### Task to carry out
Reproduce every line in the listing that contains the word "作为优选".

### Dataset entries
---+---
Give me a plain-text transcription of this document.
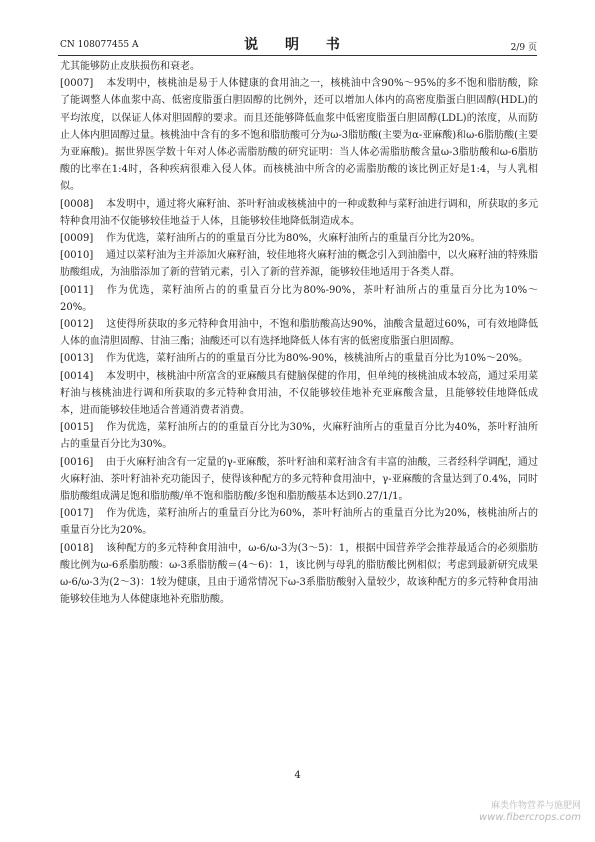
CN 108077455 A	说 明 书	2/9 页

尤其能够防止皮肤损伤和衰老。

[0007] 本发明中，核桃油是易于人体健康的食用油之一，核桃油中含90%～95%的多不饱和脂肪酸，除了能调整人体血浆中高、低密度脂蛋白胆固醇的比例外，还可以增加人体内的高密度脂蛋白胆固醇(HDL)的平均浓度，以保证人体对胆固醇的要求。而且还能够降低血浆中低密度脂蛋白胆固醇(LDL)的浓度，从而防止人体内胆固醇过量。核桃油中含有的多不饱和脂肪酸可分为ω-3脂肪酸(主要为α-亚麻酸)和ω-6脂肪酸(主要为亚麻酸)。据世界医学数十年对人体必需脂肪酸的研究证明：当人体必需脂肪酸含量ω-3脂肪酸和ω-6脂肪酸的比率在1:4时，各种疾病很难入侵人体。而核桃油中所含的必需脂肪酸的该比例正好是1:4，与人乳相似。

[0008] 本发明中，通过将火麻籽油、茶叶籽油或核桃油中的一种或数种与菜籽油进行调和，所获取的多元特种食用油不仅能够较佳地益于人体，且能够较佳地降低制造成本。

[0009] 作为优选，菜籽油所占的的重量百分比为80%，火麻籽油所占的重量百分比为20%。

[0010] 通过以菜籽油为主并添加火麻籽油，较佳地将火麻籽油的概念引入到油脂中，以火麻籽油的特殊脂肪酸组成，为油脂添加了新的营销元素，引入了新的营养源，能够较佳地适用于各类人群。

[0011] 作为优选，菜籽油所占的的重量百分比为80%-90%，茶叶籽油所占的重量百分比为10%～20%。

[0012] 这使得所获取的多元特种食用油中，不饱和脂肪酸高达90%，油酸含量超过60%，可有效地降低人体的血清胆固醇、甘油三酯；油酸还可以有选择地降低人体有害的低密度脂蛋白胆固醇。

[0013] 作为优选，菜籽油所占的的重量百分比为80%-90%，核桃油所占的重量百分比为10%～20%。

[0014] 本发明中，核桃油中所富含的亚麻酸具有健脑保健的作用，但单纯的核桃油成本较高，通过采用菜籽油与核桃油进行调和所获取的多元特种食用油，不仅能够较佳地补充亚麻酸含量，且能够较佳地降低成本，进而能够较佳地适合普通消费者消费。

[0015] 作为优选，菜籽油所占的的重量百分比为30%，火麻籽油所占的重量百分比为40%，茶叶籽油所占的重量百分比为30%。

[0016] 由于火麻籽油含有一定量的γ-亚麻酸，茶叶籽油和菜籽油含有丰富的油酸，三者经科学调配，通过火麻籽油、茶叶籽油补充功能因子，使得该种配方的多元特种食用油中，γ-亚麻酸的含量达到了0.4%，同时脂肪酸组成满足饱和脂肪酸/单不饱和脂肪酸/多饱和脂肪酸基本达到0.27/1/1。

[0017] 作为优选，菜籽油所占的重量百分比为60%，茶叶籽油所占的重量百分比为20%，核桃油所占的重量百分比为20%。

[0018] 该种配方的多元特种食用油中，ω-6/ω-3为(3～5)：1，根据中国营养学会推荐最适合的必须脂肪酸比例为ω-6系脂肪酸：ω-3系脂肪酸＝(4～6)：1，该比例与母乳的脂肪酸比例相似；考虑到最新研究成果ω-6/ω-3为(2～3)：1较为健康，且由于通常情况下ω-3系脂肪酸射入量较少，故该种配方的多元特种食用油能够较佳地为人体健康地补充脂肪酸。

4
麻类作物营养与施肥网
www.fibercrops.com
---+---
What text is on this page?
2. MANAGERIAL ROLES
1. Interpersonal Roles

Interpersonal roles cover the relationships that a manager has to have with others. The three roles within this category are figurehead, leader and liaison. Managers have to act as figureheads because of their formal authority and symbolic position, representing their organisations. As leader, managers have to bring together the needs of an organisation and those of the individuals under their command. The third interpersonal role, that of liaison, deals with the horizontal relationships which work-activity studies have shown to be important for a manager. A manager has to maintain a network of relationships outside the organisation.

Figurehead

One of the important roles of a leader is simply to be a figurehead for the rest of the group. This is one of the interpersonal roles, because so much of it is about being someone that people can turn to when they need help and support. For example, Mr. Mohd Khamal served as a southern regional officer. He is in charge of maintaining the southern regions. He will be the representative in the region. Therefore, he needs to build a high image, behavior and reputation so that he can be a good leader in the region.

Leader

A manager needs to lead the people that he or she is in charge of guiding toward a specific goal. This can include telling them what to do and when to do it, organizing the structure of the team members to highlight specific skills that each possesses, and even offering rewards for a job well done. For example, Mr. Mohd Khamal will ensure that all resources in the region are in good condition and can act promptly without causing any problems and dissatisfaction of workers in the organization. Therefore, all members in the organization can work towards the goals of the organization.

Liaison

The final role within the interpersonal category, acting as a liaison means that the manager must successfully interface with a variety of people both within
---+---
### Answer to the task
[0009] 作为优选，菜籽油所占的的重量百分比为80%，火麻籽油所占的重量百分比为20%。
[0011] 作为优选，菜籽油所占的的重量百分比为80%-90%，茶叶籽油所占的重量百分比为10%～20%。
[0013] 作为优选，菜籽油所占的的重量百分比为80%-90%，核桃油所占的重量百分比为10%～20%。
[0015] 作为优选，菜籽油所占的的重量百分比为30%，火麻籽油所占的重量百分比为40%，茶叶籽油所占的重量百分比为30%。
[0017] 作为优选，菜籽油所占的重量百分比为60%，茶叶籽油所占的重量百分比为20%，核桃油所占的重量百分比为20%。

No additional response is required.